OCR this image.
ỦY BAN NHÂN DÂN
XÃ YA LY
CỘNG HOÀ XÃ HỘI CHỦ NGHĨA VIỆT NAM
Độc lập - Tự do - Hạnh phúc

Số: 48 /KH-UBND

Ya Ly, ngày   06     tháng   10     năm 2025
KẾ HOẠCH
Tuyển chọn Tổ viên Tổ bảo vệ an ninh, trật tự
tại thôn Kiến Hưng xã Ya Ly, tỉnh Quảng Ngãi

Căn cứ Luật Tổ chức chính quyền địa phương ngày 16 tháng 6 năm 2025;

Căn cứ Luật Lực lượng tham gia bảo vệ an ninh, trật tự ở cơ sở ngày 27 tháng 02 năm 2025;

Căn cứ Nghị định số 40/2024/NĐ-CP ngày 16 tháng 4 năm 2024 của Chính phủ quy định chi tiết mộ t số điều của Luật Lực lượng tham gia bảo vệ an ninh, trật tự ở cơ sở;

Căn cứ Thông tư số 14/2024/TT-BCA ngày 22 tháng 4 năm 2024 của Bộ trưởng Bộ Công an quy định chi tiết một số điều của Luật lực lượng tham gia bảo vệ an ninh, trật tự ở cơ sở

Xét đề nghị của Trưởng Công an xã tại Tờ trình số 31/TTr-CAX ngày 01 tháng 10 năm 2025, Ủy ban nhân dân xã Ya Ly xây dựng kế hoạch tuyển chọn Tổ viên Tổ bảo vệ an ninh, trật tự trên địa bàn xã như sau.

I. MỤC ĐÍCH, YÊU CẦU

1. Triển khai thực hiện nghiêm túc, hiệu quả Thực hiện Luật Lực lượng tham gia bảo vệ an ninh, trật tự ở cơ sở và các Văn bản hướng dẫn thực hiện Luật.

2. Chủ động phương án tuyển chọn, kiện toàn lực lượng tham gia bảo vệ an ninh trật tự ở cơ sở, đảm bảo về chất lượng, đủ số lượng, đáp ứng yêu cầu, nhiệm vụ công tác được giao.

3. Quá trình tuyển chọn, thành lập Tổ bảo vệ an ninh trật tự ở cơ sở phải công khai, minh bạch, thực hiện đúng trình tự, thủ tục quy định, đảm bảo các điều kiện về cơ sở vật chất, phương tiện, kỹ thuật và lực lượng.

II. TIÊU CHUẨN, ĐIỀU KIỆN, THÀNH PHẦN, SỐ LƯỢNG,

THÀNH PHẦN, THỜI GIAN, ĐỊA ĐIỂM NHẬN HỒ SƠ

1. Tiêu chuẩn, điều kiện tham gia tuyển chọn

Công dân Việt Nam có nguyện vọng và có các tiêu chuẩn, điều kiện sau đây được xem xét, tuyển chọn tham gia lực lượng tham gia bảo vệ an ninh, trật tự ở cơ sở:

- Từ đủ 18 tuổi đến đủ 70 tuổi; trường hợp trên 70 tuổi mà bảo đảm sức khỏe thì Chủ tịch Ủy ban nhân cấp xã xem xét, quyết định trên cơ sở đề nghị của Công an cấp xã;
- - - - -
**What to work on**
Return the material exactly as it stands.

**Worked solution**
OCR this image.
ỦY BAN NHÂN DÂN
XÃ YA LY
CỘNG HOÀ XÃ HỘI CHỦ NGHĨA VIỆT NAM
Độc lập - Tự do - Hạnh phúc

Số: 48 /KH-UBND

Ya Ly, ngày   06     tháng   10     năm 2025
KẾ HOẠCH
Tuyển chọn Tổ viên Tổ bảo vệ an ninh, trật tự
tại thôn Kiến Hưng xã Ya Ly, tỉnh Quảng Ngãi

Căn cứ Luật Tổ chức chính quyền địa phương ngày 16 tháng 6 năm 2025;

Căn cứ Luật Lực lượng tham gia bảo vệ an ninh, trật tự ở cơ sở ngày 27 tháng 02 năm 2025;

Căn cứ Nghị định số 40/2024/NĐ-CP ngày 16 tháng 4 năm 2024 của Chính phủ quy định chi tiết mộ t số điều của Luật Lực lượng tham gia bảo vệ an ninh, trật tự ở cơ sở;

Căn cứ Thông tư số 14/2024/TT-BCA ngày 22 tháng 4 năm 2024 của Bộ trưởng Bộ Công an quy định chi tiết một số điều của Luật lực lượng tham gia bảo vệ an ninh, trật tự ở cơ sở

Xét đề nghị của Trưởng Công an xã tại Tờ trình số 31/TTr-CAX ngày 01 tháng 10 năm 2025, Ủy ban nhân dân xã Ya Ly xây dựng kế hoạch tuyển chọn Tổ viên Tổ bảo vệ an ninh, trật tự trên địa bàn xã như sau.

I. MỤC ĐÍCH, YÊU CẦU

1. Triển khai thực hiện nghiêm túc, hiệu quả Thực hiện Luật Lực lượng tham gia bảo vệ an ninh, trật tự ở cơ sở và các Văn bản hướng dẫn thực hiện Luật.

2. Chủ động phương án tuyển chọn, kiện toàn lực lượng tham gia bảo vệ an ninh trật tự ở cơ sở, đảm bảo về chất lượng, đủ số lượng, đáp ứng yêu cầu, nhiệm vụ công tác được giao.

3. Quá trình tuyển chọn, thành lập Tổ bảo vệ an ninh trật tự ở cơ sở phải công khai, minh bạch, thực hiện đúng trình tự, thủ tục quy định, đảm bảo các điều kiện về cơ sở vật chất, phương tiện, kỹ thuật và lực lượng.

II. TIÊU CHUẨN, ĐIỀU KIỆN, THÀNH PHẦN, SỐ LƯỢNG,

THÀNH PHẦN, THỜI GIAN, ĐỊA ĐIỂM NHẬN HỒ SƠ

1. Tiêu chuẩn, điều kiện tham gia tuyển chọn

Công dân Việt Nam có nguyện vọng và có các tiêu chuẩn, điều kiện sau đây được xem xét, tuyển chọn tham gia lực lượng tham gia bảo vệ an ninh, trật tự ở cơ sở:

- Từ đủ 18 tuổi đến đủ 70 tuổi; trường hợp trên 70 tuổi mà bảo đảm sức khỏe thì Chủ tịch Ủy ban nhân cấp xã xem xét, quyết định trên cơ sở đề nghị của Công an cấp xã;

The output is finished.